(Task brief)
Check each line of the listing for the string "code", then state how many lines have it. Only the number is wanted.

[Extracted data entries]
-- begin --

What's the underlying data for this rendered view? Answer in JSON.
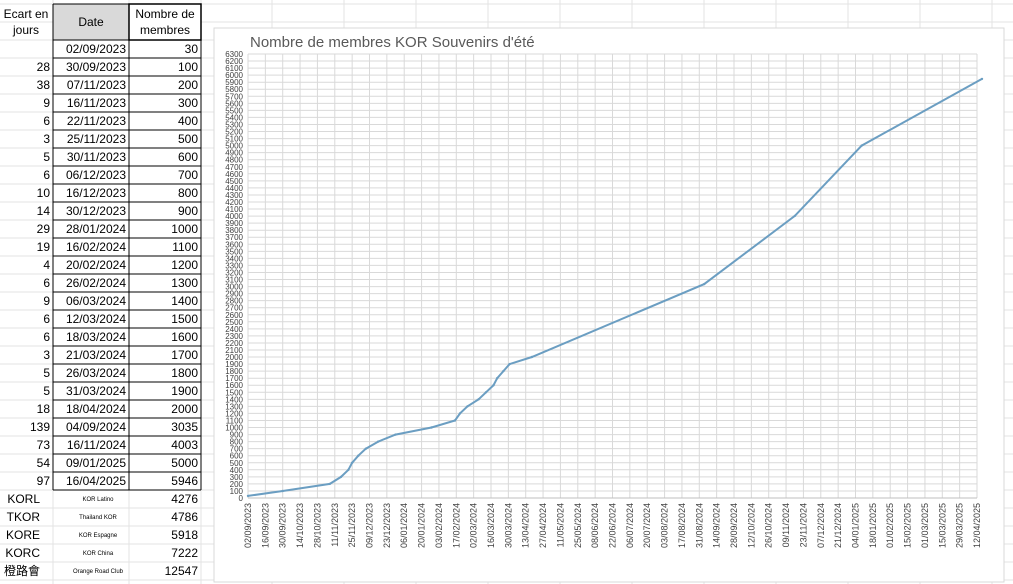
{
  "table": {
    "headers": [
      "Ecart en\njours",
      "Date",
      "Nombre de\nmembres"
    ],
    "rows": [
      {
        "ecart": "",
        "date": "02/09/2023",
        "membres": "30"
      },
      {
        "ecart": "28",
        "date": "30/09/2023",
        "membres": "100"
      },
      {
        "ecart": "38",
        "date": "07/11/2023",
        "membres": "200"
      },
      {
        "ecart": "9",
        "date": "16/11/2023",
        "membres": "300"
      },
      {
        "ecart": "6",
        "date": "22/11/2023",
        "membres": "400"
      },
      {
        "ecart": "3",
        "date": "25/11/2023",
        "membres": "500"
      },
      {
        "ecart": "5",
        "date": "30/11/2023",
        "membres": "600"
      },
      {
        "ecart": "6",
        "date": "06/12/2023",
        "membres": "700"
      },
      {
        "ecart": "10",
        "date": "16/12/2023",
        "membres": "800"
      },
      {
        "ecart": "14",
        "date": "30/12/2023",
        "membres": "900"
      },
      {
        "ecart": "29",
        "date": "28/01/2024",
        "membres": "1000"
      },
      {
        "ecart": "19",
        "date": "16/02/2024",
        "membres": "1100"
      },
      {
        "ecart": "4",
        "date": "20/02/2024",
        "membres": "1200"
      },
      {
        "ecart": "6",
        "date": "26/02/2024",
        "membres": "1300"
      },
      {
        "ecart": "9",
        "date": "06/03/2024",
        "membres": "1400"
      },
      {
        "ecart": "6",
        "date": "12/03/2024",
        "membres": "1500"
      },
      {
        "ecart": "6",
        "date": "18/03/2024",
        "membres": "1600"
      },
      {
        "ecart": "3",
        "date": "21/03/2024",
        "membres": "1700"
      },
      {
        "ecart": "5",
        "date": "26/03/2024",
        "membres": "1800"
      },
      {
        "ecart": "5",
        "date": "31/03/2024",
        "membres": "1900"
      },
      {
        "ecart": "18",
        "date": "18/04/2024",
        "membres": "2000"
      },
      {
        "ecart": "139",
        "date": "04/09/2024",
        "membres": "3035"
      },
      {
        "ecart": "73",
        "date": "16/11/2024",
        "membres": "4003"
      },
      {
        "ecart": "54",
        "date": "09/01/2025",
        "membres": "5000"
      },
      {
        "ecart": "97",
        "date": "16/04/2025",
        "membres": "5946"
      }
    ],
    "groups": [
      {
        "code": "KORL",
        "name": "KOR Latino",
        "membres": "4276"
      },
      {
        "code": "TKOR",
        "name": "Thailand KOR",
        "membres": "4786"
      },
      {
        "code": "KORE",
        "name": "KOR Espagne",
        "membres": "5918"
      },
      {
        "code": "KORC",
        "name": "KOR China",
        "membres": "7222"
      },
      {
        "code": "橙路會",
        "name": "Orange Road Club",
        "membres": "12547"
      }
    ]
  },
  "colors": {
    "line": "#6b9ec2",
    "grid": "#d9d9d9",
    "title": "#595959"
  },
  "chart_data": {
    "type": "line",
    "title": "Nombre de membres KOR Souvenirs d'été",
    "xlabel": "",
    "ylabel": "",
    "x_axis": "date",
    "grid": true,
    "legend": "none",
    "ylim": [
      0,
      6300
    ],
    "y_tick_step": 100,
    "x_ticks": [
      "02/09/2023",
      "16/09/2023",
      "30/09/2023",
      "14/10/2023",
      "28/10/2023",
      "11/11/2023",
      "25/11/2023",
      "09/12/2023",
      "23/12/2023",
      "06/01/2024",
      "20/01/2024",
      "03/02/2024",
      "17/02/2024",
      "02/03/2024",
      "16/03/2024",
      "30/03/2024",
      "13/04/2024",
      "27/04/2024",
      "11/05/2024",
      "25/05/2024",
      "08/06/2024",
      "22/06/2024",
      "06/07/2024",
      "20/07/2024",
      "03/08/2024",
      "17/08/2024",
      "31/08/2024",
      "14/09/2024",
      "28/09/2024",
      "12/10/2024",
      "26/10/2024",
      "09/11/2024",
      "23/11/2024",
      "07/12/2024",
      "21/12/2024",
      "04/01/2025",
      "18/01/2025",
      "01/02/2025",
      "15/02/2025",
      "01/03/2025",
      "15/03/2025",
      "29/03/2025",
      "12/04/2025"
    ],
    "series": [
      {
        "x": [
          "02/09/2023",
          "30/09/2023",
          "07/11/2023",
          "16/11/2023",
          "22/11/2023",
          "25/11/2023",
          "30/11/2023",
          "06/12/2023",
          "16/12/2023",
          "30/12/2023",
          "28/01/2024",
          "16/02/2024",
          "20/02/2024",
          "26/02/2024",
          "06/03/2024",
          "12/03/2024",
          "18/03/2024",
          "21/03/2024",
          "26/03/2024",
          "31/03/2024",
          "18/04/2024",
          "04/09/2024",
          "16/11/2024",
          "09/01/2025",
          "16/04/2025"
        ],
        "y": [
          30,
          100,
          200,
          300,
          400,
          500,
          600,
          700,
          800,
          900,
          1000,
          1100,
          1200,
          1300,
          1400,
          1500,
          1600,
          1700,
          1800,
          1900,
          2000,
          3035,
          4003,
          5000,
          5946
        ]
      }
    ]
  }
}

-- end --
-- begin --

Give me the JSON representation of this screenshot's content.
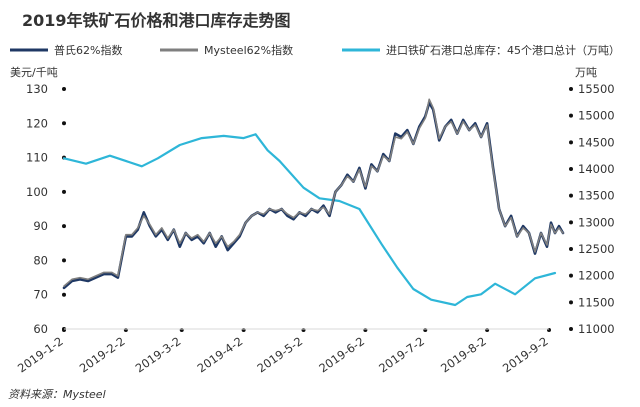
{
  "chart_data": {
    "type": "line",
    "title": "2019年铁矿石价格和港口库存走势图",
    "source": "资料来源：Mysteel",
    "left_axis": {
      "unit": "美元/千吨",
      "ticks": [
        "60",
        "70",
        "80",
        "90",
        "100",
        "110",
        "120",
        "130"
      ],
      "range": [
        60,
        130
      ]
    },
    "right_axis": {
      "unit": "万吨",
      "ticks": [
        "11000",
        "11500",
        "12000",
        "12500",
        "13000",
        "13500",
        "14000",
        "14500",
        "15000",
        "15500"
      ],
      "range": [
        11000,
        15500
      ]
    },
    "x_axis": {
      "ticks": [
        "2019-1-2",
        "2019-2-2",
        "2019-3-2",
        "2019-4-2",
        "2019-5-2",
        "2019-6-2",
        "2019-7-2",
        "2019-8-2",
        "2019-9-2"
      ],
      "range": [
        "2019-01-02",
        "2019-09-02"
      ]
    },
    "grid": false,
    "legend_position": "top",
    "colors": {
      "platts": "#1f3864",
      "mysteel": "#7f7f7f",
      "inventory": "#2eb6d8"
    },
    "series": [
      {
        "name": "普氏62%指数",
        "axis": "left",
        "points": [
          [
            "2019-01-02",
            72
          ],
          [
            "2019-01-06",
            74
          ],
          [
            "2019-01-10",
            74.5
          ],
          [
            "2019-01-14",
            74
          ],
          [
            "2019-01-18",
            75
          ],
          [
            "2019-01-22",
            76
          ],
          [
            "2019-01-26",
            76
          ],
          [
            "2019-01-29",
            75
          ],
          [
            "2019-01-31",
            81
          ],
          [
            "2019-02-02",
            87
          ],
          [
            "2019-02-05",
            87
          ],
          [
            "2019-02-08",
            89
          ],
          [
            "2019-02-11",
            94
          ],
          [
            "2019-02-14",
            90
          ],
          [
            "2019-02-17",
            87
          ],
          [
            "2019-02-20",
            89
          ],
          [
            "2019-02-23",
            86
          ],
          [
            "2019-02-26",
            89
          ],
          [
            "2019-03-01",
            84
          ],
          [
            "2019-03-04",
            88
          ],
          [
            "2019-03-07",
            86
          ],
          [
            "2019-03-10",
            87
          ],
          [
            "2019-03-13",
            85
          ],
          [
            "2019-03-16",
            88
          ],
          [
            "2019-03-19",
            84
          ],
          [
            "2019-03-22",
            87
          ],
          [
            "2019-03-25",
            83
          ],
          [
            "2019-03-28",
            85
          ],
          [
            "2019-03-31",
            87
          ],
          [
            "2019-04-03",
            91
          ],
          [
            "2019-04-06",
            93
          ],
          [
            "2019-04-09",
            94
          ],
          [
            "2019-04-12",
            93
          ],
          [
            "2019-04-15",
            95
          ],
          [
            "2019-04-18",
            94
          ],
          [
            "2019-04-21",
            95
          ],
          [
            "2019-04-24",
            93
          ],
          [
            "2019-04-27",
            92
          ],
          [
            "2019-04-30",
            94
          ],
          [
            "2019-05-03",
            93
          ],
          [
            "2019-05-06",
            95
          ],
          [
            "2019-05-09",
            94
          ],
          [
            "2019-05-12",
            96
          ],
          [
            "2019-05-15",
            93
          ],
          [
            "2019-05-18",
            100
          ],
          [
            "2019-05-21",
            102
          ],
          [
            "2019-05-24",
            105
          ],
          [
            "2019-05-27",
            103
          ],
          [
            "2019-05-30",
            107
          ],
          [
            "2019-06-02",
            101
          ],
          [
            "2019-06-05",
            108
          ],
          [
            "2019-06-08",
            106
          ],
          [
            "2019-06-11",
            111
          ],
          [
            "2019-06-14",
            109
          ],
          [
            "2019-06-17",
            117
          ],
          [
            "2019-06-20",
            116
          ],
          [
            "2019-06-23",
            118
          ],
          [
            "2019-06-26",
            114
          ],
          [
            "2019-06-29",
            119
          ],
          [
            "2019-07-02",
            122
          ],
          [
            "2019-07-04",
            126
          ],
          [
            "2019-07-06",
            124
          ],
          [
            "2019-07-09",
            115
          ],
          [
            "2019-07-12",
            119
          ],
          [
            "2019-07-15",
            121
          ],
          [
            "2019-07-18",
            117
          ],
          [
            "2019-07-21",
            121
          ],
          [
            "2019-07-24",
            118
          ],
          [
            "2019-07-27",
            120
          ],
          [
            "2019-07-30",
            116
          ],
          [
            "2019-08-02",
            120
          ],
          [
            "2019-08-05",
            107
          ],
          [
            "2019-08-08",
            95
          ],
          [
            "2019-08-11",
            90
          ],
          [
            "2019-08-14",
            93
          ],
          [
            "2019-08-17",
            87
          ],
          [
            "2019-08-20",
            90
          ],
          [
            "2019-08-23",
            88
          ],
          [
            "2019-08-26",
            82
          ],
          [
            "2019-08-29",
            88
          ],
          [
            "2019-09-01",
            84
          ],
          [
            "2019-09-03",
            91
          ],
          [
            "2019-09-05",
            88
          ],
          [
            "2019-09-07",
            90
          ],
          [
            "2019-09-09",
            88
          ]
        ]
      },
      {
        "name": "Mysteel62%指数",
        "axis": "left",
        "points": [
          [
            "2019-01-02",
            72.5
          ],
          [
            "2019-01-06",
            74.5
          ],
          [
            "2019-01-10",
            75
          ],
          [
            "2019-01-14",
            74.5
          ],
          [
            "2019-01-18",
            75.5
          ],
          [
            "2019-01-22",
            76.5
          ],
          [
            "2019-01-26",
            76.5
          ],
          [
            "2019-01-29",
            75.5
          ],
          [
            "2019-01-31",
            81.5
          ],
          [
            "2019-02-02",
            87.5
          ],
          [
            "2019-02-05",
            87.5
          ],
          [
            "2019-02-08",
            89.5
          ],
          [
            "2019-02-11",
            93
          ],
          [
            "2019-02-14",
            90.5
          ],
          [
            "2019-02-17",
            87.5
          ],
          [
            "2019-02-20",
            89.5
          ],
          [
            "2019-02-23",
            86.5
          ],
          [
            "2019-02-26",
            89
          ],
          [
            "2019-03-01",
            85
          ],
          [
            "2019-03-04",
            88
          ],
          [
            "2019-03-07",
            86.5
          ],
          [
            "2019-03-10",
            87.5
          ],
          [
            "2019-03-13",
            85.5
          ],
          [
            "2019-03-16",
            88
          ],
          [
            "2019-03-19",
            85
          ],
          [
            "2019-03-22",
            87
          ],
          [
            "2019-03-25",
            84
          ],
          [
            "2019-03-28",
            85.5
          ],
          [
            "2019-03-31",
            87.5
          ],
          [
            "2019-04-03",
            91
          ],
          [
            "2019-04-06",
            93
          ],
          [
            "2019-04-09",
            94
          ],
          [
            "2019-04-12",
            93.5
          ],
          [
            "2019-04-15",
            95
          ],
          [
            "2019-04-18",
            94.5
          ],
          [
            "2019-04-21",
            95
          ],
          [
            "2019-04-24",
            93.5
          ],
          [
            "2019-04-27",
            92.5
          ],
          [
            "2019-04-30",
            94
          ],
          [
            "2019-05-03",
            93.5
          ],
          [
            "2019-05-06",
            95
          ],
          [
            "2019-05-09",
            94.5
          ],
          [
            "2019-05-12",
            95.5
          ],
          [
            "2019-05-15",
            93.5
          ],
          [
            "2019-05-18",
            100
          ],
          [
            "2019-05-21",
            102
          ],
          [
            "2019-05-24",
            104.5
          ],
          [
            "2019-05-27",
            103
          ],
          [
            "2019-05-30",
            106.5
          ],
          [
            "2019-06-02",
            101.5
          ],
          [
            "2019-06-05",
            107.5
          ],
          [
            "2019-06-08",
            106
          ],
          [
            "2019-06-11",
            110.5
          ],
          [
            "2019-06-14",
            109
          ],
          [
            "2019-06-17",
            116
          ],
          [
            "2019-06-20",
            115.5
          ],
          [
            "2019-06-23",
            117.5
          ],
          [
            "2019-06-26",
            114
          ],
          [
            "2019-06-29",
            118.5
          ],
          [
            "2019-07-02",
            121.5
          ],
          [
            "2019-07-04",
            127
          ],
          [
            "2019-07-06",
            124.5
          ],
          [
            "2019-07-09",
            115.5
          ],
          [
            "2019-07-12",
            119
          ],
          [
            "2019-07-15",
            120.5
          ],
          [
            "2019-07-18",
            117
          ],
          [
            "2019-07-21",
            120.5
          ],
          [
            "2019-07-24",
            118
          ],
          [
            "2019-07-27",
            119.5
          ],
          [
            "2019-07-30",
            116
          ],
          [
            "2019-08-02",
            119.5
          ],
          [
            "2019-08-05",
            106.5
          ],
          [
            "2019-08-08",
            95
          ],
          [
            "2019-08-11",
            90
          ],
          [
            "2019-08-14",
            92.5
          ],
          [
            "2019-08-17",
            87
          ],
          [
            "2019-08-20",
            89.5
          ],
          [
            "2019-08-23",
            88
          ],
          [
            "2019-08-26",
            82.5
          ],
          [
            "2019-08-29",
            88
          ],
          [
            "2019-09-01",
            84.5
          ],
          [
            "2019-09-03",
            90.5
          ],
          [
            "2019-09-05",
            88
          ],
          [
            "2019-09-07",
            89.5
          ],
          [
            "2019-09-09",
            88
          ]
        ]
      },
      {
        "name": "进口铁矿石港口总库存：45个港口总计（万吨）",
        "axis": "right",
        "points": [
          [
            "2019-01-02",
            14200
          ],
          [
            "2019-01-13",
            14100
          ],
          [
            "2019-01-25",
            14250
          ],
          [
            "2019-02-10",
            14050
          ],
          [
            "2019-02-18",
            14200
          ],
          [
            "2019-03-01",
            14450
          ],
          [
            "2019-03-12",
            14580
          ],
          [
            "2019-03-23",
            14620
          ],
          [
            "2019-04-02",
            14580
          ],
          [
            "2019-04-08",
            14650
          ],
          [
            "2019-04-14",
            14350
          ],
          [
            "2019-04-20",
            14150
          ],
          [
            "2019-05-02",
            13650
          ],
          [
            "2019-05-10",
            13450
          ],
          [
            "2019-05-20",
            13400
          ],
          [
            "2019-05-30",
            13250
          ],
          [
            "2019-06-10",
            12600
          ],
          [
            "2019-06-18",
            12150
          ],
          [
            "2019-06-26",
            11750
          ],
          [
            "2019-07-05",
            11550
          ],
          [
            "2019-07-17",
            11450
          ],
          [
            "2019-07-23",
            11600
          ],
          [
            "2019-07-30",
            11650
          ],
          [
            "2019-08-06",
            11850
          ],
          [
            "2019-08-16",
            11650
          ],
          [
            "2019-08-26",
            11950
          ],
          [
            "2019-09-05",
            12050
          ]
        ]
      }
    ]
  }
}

-- end --

(Answer)
5